(EXERCISE) Every line of the material is to be quoted verbatim, minus the pictures.

* START GIVEN DATA *

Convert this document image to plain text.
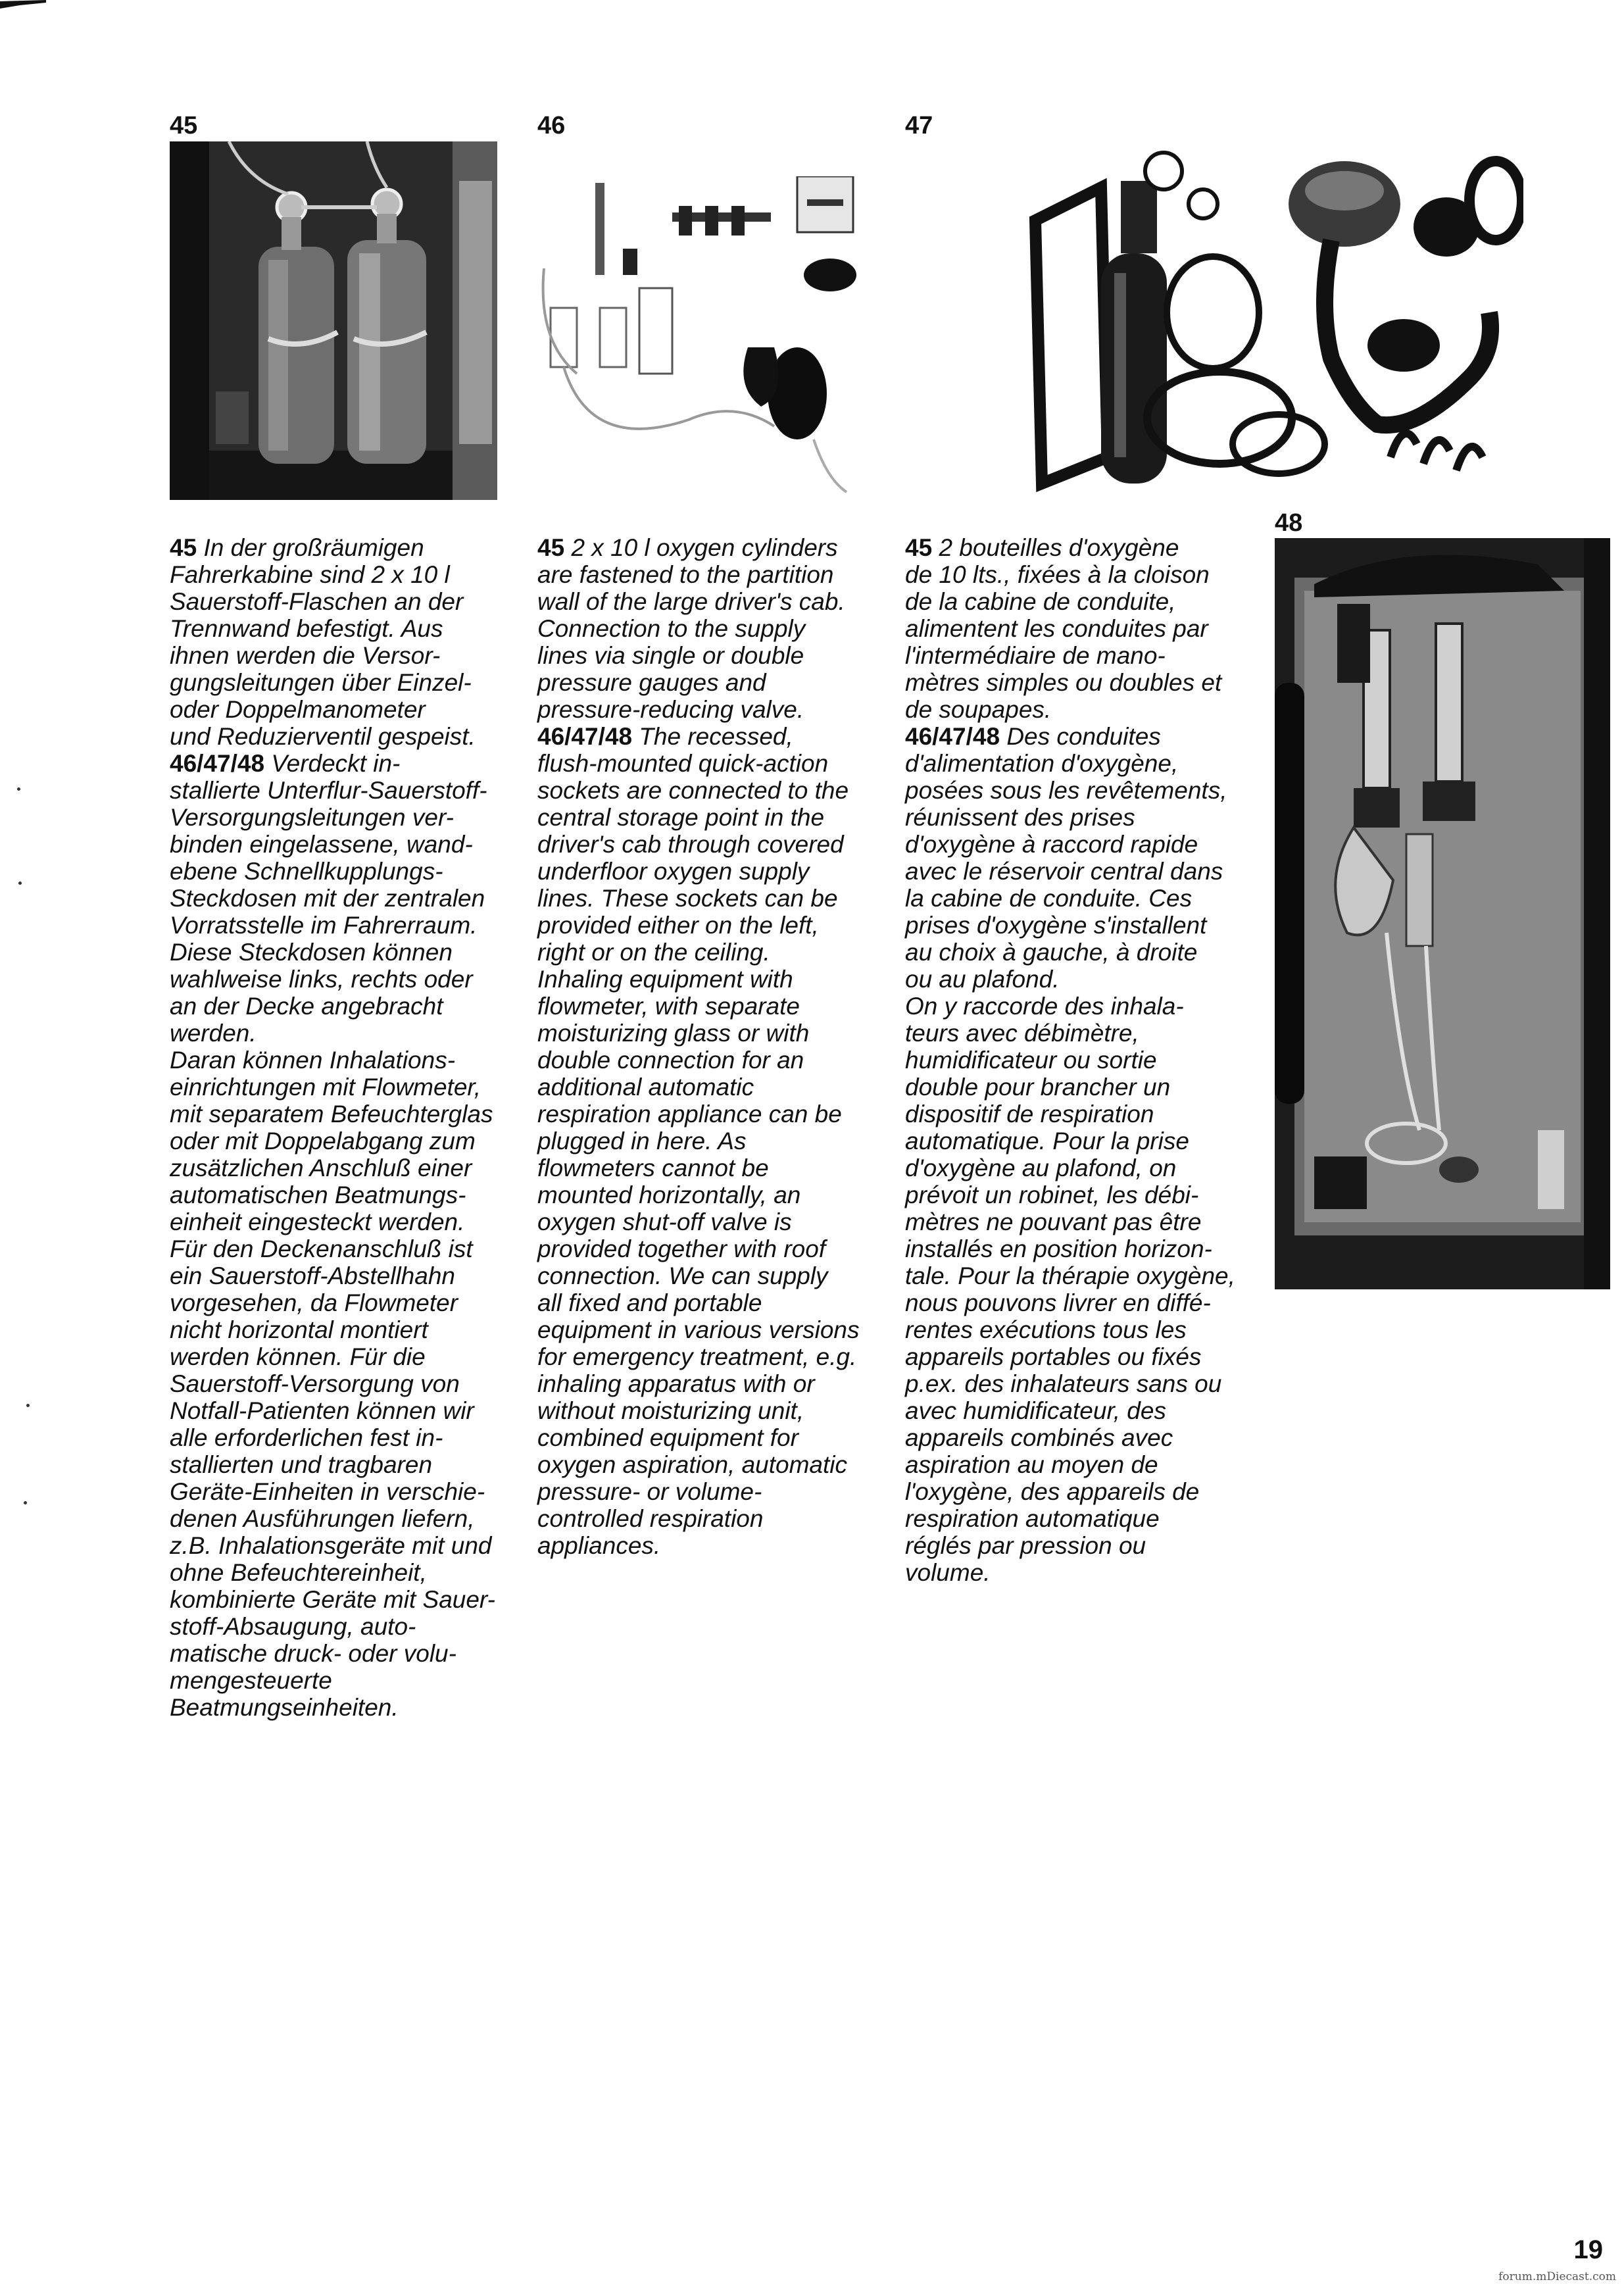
45	46	47
48

45 In der großräumigen

Fahrerkabine sind 2 x 10 l

Sauerstoff-Flaschen an der

Trennwand befestigt. Aus

ihnen werden die Versor-

gungsleitungen über Einzel-

oder Doppelmanometer

und Reduzierventil gespeist.

46/47/48 Verdeckt in-

stallierte Unterflur-Sauerstoff-

Versorgungsleitungen ver-

binden eingelassene, wand-

ebene Schnellkupplungs-

Steckdosen mit der zentralen

Vorratsstelle im Fahrerraum.

Diese Steckdosen können

wahlweise links, rechts oder

an der Decke angebracht

werden.

Daran können Inhalations-

einrichtungen mit Flowmeter,

mit separatem Befeuchterglas

oder mit Doppelabgang zum

zusätzlichen Anschluß einer

automatischen Beatmungs-

einheit eingesteckt werden.

Für den Deckenanschluß ist

ein Sauerstoff-Abstellhahn

vorgesehen, da Flowmeter

nicht horizontal montiert

werden können. Für die

Sauerstoff-Versorgung von

Notfall-Patienten können wir

alle erforderlichen fest in-

stallierten und tragbaren

Geräte-Einheiten in verschie-

denen Ausführungen liefern,

z.B. Inhalationsgeräte mit und

ohne Befeuchtereinheit,

kombinierte Geräte mit Sauer-

stoff-Absaugung, auto-

matische druck- oder volu-

mengesteuerte

Beatmungseinheiten.

45 2 x 10 l oxygen cylinders

are fastened to the partition

wall of the large driver's cab.

Connection to the supply

lines via single or double

pressure gauges and

pressure-reducing valve.

46/47/48 The recessed,

flush-mounted quick-action

sockets are connected to the

central storage point in the

driver's cab through covered

underfloor oxygen supply

lines. These sockets can be

provided either on the left,

right or on the ceiling.

Inhaling equipment with

flowmeter, with separate

moisturizing glass or with

double connection for an

additional automatic

respiration appliance can be

plugged in here. As

flowmeters cannot be

mounted horizontally, an

oxygen shut-off valve is

provided together with roof

connection. We can supply

all fixed and portable

equipment in various versions

for emergency treatment, e.g.

inhaling apparatus with or

without moisturizing unit,

combined equipment for

oxygen aspiration, automatic

pressure- or volume-

controlled respiration

appliances.

45 2 bouteilles d'oxygène

de 10 lts., fixées à la cloison

de la cabine de conduite,

alimentent les conduites par

l'intermédiaire de mano-

mètres simples ou doubles et

de soupapes.

46/47/48 Des conduites

d'alimentation d'oxygène,

posées sous les revêtements,

réunissent des prises

d'oxygène à raccord rapide

avec le réservoir central dans

la cabine de conduite. Ces

prises d'oxygène s'installent

au choix à gauche, à droite

ou au plafond.

On y raccorde des inhala-

teurs avec débimètre,

humidificateur ou sortie

double pour brancher un

dispositif de respiration

automatique. Pour la prise

d'oxygène au plafond, on

prévoit un robinet, les débi-

mètres ne pouvant pas être

installés en position horizon-

tale. Pour la thérapie oxygène,

nous pouvons livrer en diffé-

rentes exécutions tous les

appareils portables ou fixés

p.ex. des inhalateurs sans ou

avec humidificateur, des

appareils combinés avec

aspiration au moyen de

l'oxygène, des appareils de

respiration automatique

réglés par pression ou

volume.

19
forum.mDiecast.com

* END GIVEN DATA *

(TASK ANSWER)
Convert this document image to plain text.
45	46	47
48

45 In der großräumigen

Fahrerkabine sind 2 x 10 l

Sauerstoff-Flaschen an der

Trennwand befestigt. Aus

ihnen werden die Versor-

gungsleitungen über Einzel-

oder Doppelmanometer

und Reduzierventil gespeist.

46/47/48 Verdeckt in-

stallierte Unterflur-Sauerstoff-

Versorgungsleitungen ver-

binden eingelassene, wand-

ebene Schnellkupplungs-

Steckdosen mit der zentralen

Vorratsstelle im Fahrerraum.

Diese Steckdosen können

wahlweise links, rechts oder

an der Decke angebracht

werden.

Daran können Inhalations-

einrichtungen mit Flowmeter,

mit separatem Befeuchterglas

oder mit Doppelabgang zum

zusätzlichen Anschluß einer

automatischen Beatmungs-

einheit eingesteckt werden.

Für den Deckenanschluß ist

ein Sauerstoff-Abstellhahn

vorgesehen, da Flowmeter

nicht horizontal montiert

werden können. Für die

Sauerstoff-Versorgung von

Notfall-Patienten können wir

alle erforderlichen fest in-

stallierten und tragbaren

Geräte-Einheiten in verschie-

denen Ausführungen liefern,

z.B. Inhalationsgeräte mit und

ohne Befeuchtereinheit,

kombinierte Geräte mit Sauer-

stoff-Absaugung, auto-

matische druck- oder volu-

mengesteuerte

Beatmungseinheiten.

45 2 x 10 l oxygen cylinders

are fastened to the partition

wall of the large driver's cab.

Connection to the supply

lines via single or double

pressure gauges and

pressure-reducing valve.

46/47/48 The recessed,

flush-mounted quick-action

sockets are connected to the

central storage point in the

driver's cab through covered

underfloor oxygen supply

lines. These sockets can be

provided either on the left,

right or on the ceiling.

Inhaling equipment with

flowmeter, with separate

moisturizing glass or with

double connection for an

additional automatic

respiration appliance can be

plugged in here. As

flowmeters cannot be

mounted horizontally, an

oxygen shut-off valve is

provided together with roof

connection. We can supply

all fixed and portable

equipment in various versions

for emergency treatment, e.g.

inhaling apparatus with or

without moisturizing unit,

combined equipment for

oxygen aspiration, automatic

pressure- or volume-

controlled respiration

appliances.

45 2 bouteilles d'oxygène

de 10 lts., fixées à la cloison

de la cabine de conduite,

alimentent les conduites par

l'intermédiaire de mano-

mètres simples ou doubles et

de soupapes.

46/47/48 Des conduites

d'alimentation d'oxygène,

posées sous les revêtements,

réunissent des prises

d'oxygène à raccord rapide

avec le réservoir central dans

la cabine de conduite. Ces

prises d'oxygène s'installent

au choix à gauche, à droite

ou au plafond.

On y raccorde des inhala-

teurs avec débimètre,

humidificateur ou sortie

double pour brancher un

dispositif de respiration

automatique. Pour la prise

d'oxygène au plafond, on

prévoit un robinet, les débi-

mètres ne pouvant pas être

installés en position horizon-

tale. Pour la thérapie oxygène,

nous pouvons livrer en diffé-

rentes exécutions tous les

appareils portables ou fixés

p.ex. des inhalateurs sans ou

avec humidificateur, des

appareils combinés avec

aspiration au moyen de

l'oxygène, des appareils de

respiration automatique

réglés par pression ou

volume.

19
forum.mDiecast.com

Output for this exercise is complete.